§ RECORDS SUPPLIED:
★ ★ ★

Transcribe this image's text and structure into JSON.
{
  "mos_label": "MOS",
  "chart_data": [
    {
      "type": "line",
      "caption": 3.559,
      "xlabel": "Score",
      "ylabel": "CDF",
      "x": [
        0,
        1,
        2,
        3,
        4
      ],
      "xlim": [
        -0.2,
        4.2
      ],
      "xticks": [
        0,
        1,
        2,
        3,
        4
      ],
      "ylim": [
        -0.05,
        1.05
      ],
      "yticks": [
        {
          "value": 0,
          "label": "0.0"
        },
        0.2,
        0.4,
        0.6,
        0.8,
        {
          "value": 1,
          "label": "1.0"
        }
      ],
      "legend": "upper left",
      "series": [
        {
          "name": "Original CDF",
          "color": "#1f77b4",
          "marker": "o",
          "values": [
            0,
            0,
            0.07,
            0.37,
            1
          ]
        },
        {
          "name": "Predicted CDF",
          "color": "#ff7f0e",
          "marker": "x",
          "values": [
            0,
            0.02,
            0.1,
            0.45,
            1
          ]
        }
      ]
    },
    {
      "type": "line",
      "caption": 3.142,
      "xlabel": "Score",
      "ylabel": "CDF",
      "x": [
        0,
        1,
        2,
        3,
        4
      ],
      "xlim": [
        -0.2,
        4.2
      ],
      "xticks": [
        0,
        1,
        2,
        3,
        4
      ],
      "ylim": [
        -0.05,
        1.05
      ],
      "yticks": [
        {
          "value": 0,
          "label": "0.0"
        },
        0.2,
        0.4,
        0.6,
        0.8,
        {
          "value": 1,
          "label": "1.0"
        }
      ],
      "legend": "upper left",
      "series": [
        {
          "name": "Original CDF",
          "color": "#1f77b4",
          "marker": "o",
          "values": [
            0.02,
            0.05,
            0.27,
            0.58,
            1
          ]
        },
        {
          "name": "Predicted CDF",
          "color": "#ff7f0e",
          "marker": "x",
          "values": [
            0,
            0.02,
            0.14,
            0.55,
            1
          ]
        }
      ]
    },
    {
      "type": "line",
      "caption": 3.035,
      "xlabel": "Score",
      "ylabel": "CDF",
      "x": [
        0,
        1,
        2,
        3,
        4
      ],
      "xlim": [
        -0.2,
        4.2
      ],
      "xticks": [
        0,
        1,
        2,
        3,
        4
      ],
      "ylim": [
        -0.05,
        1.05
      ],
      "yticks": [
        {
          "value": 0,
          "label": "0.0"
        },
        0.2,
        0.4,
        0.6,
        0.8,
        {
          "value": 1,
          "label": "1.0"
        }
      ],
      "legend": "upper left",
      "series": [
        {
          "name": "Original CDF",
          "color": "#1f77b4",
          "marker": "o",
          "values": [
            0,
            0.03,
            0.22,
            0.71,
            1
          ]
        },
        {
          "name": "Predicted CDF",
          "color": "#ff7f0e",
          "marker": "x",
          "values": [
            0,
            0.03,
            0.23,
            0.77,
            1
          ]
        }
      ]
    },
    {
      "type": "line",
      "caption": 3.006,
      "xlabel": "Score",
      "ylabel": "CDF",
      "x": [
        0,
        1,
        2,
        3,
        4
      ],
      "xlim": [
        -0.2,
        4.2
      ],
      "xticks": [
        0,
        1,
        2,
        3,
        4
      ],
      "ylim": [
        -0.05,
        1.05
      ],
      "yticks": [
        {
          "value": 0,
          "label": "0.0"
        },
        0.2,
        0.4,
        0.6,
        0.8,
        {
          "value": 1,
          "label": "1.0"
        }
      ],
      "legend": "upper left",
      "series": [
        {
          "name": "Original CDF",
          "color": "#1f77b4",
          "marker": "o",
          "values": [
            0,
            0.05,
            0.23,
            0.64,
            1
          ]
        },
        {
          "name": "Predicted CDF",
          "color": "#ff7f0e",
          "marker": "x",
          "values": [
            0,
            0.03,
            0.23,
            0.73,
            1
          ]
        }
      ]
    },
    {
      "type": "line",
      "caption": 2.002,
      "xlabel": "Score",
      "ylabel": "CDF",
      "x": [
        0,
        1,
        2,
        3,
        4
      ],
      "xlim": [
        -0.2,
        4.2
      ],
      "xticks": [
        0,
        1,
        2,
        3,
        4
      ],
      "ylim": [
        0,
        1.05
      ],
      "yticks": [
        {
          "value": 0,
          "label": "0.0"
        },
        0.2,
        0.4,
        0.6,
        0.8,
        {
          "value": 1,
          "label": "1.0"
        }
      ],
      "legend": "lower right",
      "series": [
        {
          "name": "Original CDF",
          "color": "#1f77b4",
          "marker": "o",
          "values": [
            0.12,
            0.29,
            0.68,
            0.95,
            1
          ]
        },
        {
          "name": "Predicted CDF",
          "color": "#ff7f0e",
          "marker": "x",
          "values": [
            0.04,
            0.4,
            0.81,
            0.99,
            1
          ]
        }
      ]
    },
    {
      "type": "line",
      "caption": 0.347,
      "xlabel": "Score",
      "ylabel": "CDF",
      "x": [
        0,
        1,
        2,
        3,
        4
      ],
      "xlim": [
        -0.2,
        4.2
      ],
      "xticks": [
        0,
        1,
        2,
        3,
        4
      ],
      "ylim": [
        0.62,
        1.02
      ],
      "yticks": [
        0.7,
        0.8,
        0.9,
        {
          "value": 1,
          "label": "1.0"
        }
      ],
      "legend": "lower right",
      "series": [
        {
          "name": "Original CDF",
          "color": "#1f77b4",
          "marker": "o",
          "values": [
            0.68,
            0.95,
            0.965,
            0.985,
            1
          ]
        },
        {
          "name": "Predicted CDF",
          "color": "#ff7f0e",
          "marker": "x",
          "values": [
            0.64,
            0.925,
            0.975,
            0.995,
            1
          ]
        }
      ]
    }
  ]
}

★ ★ ★

§ WHAT IS NEEDED:
Transcribe every entry exactly, omitting nothing.

§ THE RESULT:
Transcribe this image's text and structure into JSON.
{
  "mos_label": "MOS",
  "chart_data": [
    {
      "type": "line",
      "caption": 3.559,
      "xlabel": "Score",
      "ylabel": "CDF",
      "x": [
        0,
        1,
        2,
        3,
        4
      ],
      "xlim": [
        -0.2,
        4.2
      ],
      "xticks": [
        0,
        1,
        2,
        3,
        4
      ],
      "ylim": [
        -0.05,
        1.05
      ],
      "yticks": [
        {
          "value": 0,
          "label": "0.0"
        },
        0.2,
        0.4,
        0.6,
        0.8,
        {
          "value": 1,
          "label": "1.0"
        }
      ],
      "legend": "upper left",
      "series": [
        {
          "name": "Original CDF",
          "color": "#1f77b4",
          "marker": "o",
          "values": [
            0,
            0,
            0.07,
            0.37,
            1
          ]
        },
        {
          "name": "Predicted CDF",
          "color": "#ff7f0e",
          "marker": "x",
          "values": [
            0,
            0.02,
            0.1,
            0.45,
            1
          ]
        }
      ]
    },
    {
      "type": "line",
      "caption": 3.142,
      "xlabel": "Score",
      "ylabel": "CDF",
      "x": [
        0,
        1,
        2,
        3,
        4
      ],
      "xlim": [
        -0.2,
        4.2
      ],
      "xticks": [
        0,
        1,
        2,
        3,
        4
      ],
      "ylim": [
        -0.05,
        1.05
      ],
      "yticks": [
        {
          "value": 0,
          "label": "0.0"
        },
        0.2,
        0.4,
        0.6,
        0.8,
        {
          "value": 1,
          "label": "1.0"
        }
      ],
      "legend": "upper left",
      "series": [
        {
          "name": "Original CDF",
          "color": "#1f77b4",
          "marker": "o",
          "values": [
            0.02,
            0.05,
            0.27,
            0.58,
            1
          ]
        },
        {
          "name": "Predicted CDF",
          "color": "#ff7f0e",
          "marker": "x",
          "values": [
            0,
            0.02,
            0.14,
            0.55,
            1
          ]
        }
      ]
    },
    {
      "type": "line",
      "caption": 3.035,
      "xlabel": "Score",
      "ylabel": "CDF",
      "x": [
        0,
        1,
        2,
        3,
        4
      ],
      "xlim": [
        -0.2,
        4.2
      ],
      "xticks": [
        0,
        1,
        2,
        3,
        4
      ],
      "ylim": [
        -0.05,
        1.05
      ],
      "yticks": [
        {
          "value": 0,
          "label": "0.0"
        },
        0.2,
        0.4,
        0.6,
        0.8,
        {
          "value": 1,
          "label": "1.0"
        }
      ],
      "legend": "upper left",
      "series": [
        {
          "name": "Original CDF",
          "color": "#1f77b4",
          "marker": "o",
          "values": [
            0,
            0.03,
            0.22,
            0.71,
            1
          ]
        },
        {
          "name": "Predicted CDF",
          "color": "#ff7f0e",
          "marker": "x",
          "values": [
            0,
            0.03,
            0.23,
            0.77,
            1
          ]
        }
      ]
    },
    {
      "type": "line",
      "caption": 3.006,
      "xlabel": "Score",
      "ylabel": "CDF",
      "x": [
        0,
        1,
        2,
        3,
        4
      ],
      "xlim": [
        -0.2,
        4.2
      ],
      "xticks": [
        0,
        1,
        2,
        3,
        4
      ],
      "ylim": [
        -0.05,
        1.05
      ],
      "yticks": [
        {
          "value": 0,
          "label": "0.0"
        },
        0.2,
        0.4,
        0.6,
        0.8,
        {
          "value": 1,
          "label": "1.0"
        }
      ],
      "legend": "upper left",
      "series": [
        {
          "name": "Original CDF",
          "color": "#1f77b4",
          "marker": "o",
          "values": [
            0,
            0.05,
            0.23,
            0.64,
            1
          ]
        },
        {
          "name": "Predicted CDF",
          "color": "#ff7f0e",
          "marker": "x",
          "values": [
            0,
            0.03,
            0.23,
            0.73,
            1
          ]
        }
      ]
    },
    {
      "type": "line",
      "caption": 2.002,
      "xlabel": "Score",
      "ylabel": "CDF",
      "x": [
        0,
        1,
        2,
        3,
        4
      ],
      "xlim": [
        -0.2,
        4.2
      ],
      "xticks": [
        0,
        1,
        2,
        3,
        4
      ],
      "ylim": [
        0,
        1.05
      ],
      "yticks": [
        {
          "value": 0,
          "label": "0.0"
        },
        0.2,
        0.4,
        0.6,
        0.8,
        {
          "value": 1,
          "label": "1.0"
        }
      ],
      "legend": "lower right",
      "series": [
        {
          "name": "Original CDF",
          "color": "#1f77b4",
          "marker": "o",
          "values": [
            0.12,
            0.29,
            0.68,
            0.95,
            1
          ]
        },
        {
          "name": "Predicted CDF",
          "color": "#ff7f0e",
          "marker": "x",
          "values": [
            0.04,
            0.4,
            0.81,
            0.99,
            1
          ]
        }
      ]
    },
    {
      "type": "line",
      "caption": 0.347,
      "xlabel": "Score",
      "ylabel": "CDF",
      "x": [
        0,
        1,
        2,
        3,
        4
      ],
      "xlim": [
        -0.2,
        4.2
      ],
      "xticks": [
        0,
        1,
        2,
        3,
        4
      ],
      "ylim": [
        0.62,
        1.02
      ],
      "yticks": [
        0.7,
        0.8,
        0.9,
        {
          "value": 1,
          "label": "1.0"
        }
      ],
      "legend": "lower right",
      "series": [
        {
          "name": "Original CDF",
          "color": "#1f77b4",
          "marker": "o",
          "values": [
            0.68,
            0.95,
            0.965,
            0.985,
            1
          ]
        },
        {
          "name": "Predicted CDF",
          "color": "#ff7f0e",
          "marker": "x",
          "values": [
            0.64,
            0.925,
            0.975,
            0.995,
            1
          ]
        }
      ]
    }
  ]
}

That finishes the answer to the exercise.